◆ **What this task involves**: Retype every entry exactly, character for character.
* BEGIN Information provided *
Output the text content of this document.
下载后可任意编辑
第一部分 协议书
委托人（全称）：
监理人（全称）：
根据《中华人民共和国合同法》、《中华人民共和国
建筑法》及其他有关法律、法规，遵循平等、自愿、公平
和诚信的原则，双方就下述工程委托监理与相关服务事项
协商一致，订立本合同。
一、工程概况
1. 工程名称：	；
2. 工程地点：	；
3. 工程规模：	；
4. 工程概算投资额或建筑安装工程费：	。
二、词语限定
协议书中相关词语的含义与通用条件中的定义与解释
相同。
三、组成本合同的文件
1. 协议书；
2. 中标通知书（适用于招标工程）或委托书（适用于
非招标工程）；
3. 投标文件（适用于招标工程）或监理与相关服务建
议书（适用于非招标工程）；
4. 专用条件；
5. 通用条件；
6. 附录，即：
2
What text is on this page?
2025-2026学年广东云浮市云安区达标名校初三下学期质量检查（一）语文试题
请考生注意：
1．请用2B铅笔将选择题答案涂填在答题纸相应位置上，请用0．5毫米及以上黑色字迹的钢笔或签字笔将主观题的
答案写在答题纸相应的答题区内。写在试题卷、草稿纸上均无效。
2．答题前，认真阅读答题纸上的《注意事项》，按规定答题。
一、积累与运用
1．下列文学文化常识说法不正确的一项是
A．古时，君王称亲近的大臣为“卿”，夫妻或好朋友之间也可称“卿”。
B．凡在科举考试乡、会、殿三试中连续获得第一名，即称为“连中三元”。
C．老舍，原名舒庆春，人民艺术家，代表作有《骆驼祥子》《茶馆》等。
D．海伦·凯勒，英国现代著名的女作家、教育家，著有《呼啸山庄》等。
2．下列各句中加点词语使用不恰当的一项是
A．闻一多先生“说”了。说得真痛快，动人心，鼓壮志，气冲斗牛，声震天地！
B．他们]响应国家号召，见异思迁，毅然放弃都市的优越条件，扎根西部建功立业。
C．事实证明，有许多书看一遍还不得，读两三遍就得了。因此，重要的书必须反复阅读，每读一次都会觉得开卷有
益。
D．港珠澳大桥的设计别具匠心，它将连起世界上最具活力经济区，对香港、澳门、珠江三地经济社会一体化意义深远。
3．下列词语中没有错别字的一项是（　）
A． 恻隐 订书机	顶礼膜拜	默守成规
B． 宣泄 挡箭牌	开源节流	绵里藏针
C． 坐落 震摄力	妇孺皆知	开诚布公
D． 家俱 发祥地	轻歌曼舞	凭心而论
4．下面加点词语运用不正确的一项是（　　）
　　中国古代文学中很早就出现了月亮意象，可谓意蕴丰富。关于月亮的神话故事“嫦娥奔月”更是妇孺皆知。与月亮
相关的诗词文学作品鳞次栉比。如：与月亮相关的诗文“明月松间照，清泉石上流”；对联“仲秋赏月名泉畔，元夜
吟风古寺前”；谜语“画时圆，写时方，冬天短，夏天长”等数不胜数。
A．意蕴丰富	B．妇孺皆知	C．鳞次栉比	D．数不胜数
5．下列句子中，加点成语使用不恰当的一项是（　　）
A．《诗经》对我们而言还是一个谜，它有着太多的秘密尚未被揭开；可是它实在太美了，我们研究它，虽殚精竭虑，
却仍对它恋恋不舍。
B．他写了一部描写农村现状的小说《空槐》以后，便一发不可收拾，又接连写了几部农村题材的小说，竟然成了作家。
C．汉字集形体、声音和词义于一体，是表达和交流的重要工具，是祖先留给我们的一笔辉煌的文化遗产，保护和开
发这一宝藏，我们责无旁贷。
* END Information provided *
◆ **Task answer**:
Output the text content of this document.
下载后可任意编辑
第一部分 协议书
委托人（全称）：
监理人（全称）：
根据《中华人民共和国合同法》、《中华人民共和国
建筑法》及其他有关法律、法规，遵循平等、自愿、公平
和诚信的原则，双方就下述工程委托监理与相关服务事项
协商一致，订立本合同。
一、工程概况
1. 工程名称：	；
2. 工程地点：	；
3. 工程规模：	；
4. 工程概算投资额或建筑安装工程费：	。
二、词语限定
协议书中相关词语的含义与通用条件中的定义与解释
相同。
三、组成本合同的文件
1. 协议书；
2. 中标通知书（适用于招标工程）或委托书（适用于
非招标工程）；
3. 投标文件（适用于招标工程）或监理与相关服务建
议书（适用于非招标工程）；
4. 专用条件；
5. 通用条件；
6. 附录，即：
2
What text is on this page?
2025-2026学年广东云浮市云安区达标名校初三下学期质量检查（一）语文试题
请考生注意：
1．请用2B铅笔将选择题答案涂填在答题纸相应位置上，请用0．5毫米及以上黑色字迹的钢笔或签字笔将主观题的
答案写在答题纸相应的答题区内。写在试题卷、草稿纸上均无效。
2．答题前，认真阅读答题纸上的《注意事项》，按规定答题。
一、积累与运用
1．下列文学文化常识说法不正确的一项是
A．古时，君王称亲近的大臣为“卿”，夫妻或好朋友之间也可称“卿”。
B．凡在科举考试乡、会、殿三试中连续获得第一名，即称为“连中三元”。
C．老舍，原名舒庆春，人民艺术家，代表作有《骆驼祥子》《茶馆》等。
D．海伦·凯勒，英国现代著名的女作家、教育家，著有《呼啸山庄》等。
2．下列各句中加点词语使用不恰当的一项是
A．闻一多先生“说”了。说得真痛快，动人心，鼓壮志，气冲斗牛，声震天地！
B．他们]响应国家号召，见异思迁，毅然放弃都市的优越条件，扎根西部建功立业。
C．事实证明，有许多书看一遍还不得，读两三遍就得了。因此，重要的书必须反复阅读，每读一次都会觉得开卷有
益。
D．港珠澳大桥的设计别具匠心，它将连起世界上最具活力经济区，对香港、澳门、珠江三地经济社会一体化意义深远。
3．下列词语中没有错别字的一项是（　）
A． 恻隐 订书机	顶礼膜拜	默守成规
B． 宣泄 挡箭牌	开源节流	绵里藏针
C． 坐落 震摄力	妇孺皆知	开诚布公
D． 家俱 发祥地	轻歌曼舞	凭心而论
4．下面加点词语运用不正确的一项是（　　）
　　中国古代文学中很早就出现了月亮意象，可谓意蕴丰富。关于月亮的神话故事“嫦娥奔月”更是妇孺皆知。与月亮
相关的诗词文学作品鳞次栉比。如：与月亮相关的诗文“明月松间照，清泉石上流”；对联“仲秋赏月名泉畔，元夜
吟风古寺前”；谜语“画时圆，写时方，冬天短，夏天长”等数不胜数。
A．意蕴丰富	B．妇孺皆知	C．鳞次栉比	D．数不胜数
5．下列句子中，加点成语使用不恰当的一项是（　　）
A．《诗经》对我们而言还是一个谜，它有着太多的秘密尚未被揭开；可是它实在太美了，我们研究它，虽殚精竭虑，
却仍对它恋恋不舍。
B．他写了一部描写农村现状的小说《空槐》以后，便一发不可收拾，又接连写了几部农村题材的小说，竟然成了作家。
C．汉字集形体、声音和词义于一体，是表达和交流的重要工具，是祖先留给我们的一笔辉煌的文化遗产，保护和开
发这一宝藏，我们责无旁贷。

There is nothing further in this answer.